● TO BE DONE: Omit every picture and output the rest of the records exactly as they are.

Stored entries
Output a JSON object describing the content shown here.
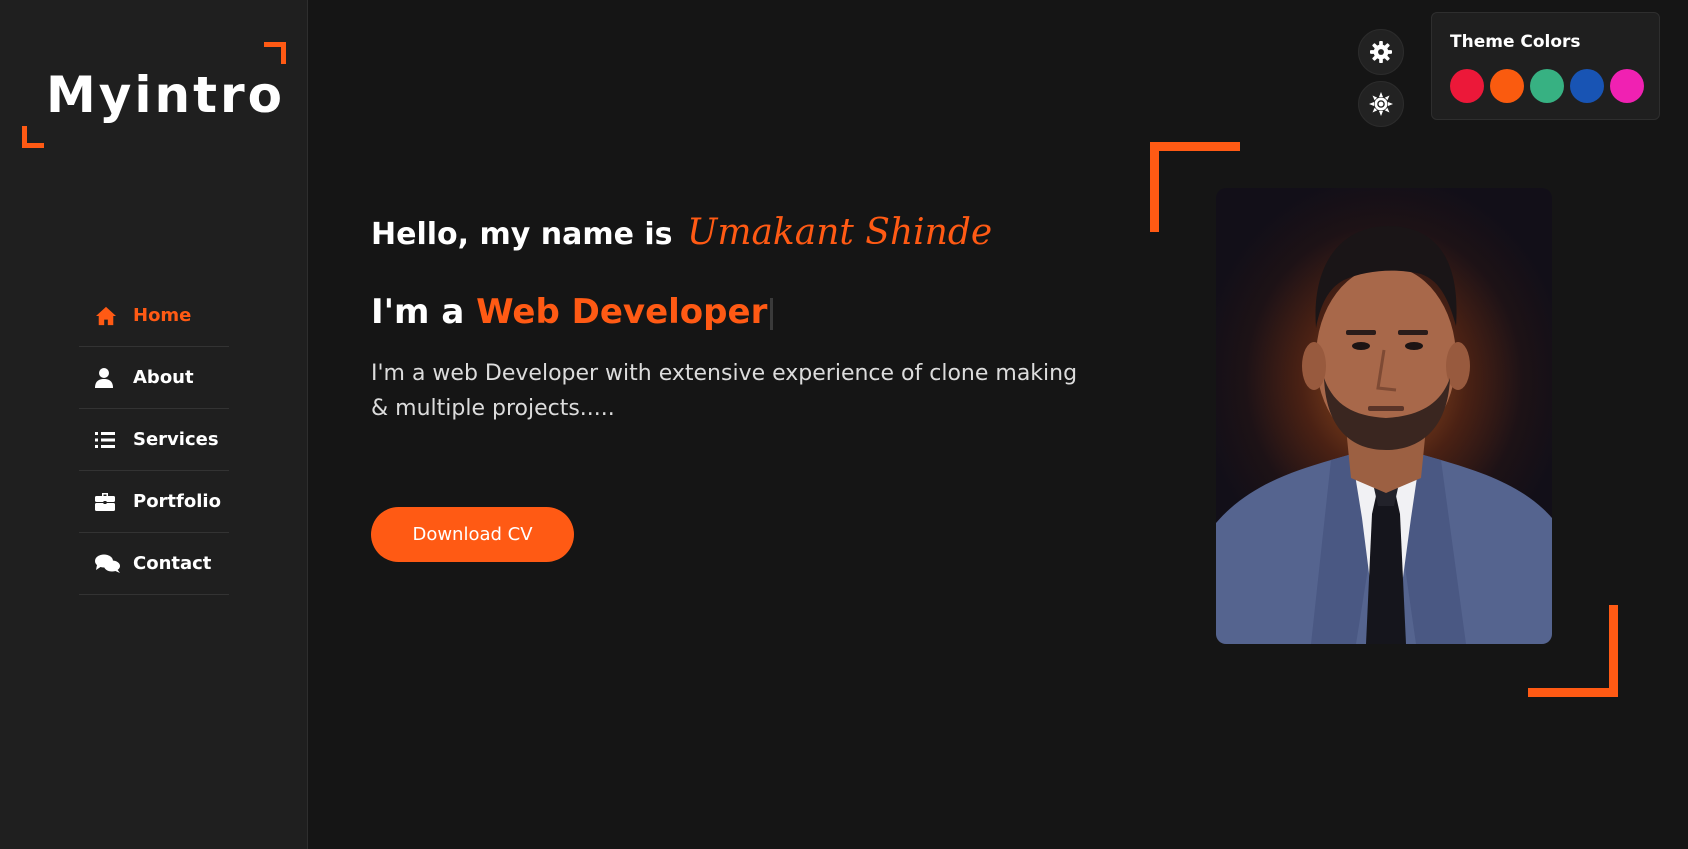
{
  "logo": {
    "text": "Myintro"
  },
  "nav": {
    "items": [
      {
        "label": "Home",
        "icon": "home-icon",
        "active": true
      },
      {
        "label": "About",
        "icon": "user-icon",
        "active": false
      },
      {
        "label": "Services",
        "icon": "list-icon",
        "active": false
      },
      {
        "label": "Portfolio",
        "icon": "briefcase-icon",
        "active": false
      },
      {
        "label": "Contact",
        "icon": "comments-icon",
        "active": false
      }
    ]
  },
  "home": {
    "greeting_prefix": "Hello, my name is",
    "name": "Umakant Shinde",
    "role_prefix": "I'm a",
    "role": "Web Developer",
    "intro": "I'm a web Developer with extensive experience of clone making & multiple projects.....",
    "cta_label": "Download CV"
  },
  "theme": {
    "title": "Theme Colors",
    "colors": [
      "#ec1839",
      "#fa5b0f",
      "#37b182",
      "#1854b4",
      "#f021b2"
    ]
  },
  "colors": {
    "accent": "#ff5a14",
    "background": "#151515",
    "sidebar": "#1f1f1f"
  }
}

● EXERCISE ANSWER:
Output a JSON object describing the content shown here.
{
  "logo": {
    "text": "Myintro"
  },
  "nav": {
    "items": [
      {
        "label": "Home",
        "icon": "home-icon",
        "active": true
      },
      {
        "label": "About",
        "icon": "user-icon",
        "active": false
      },
      {
        "label": "Services",
        "icon": "list-icon",
        "active": false
      },
      {
        "label": "Portfolio",
        "icon": "briefcase-icon",
        "active": false
      },
      {
        "label": "Contact",
        "icon": "comments-icon",
        "active": false
      }
    ]
  },
  "home": {
    "greeting_prefix": "Hello, my name is",
    "name": "Umakant Shinde",
    "role_prefix": "I'm a",
    "role": "Web Developer",
    "intro": "I'm a web Developer with extensive experience of clone making & multiple projects.....",
    "cta_label": "Download CV"
  },
  "theme": {
    "title": "Theme Colors",
    "colors": [
      "#ec1839",
      "#fa5b0f",
      "#37b182",
      "#1854b4",
      "#f021b2"
    ]
  },
  "colors": {
    "accent": "#ff5a14",
    "background": "#151515",
    "sidebar": "#1f1f1f"
  }
}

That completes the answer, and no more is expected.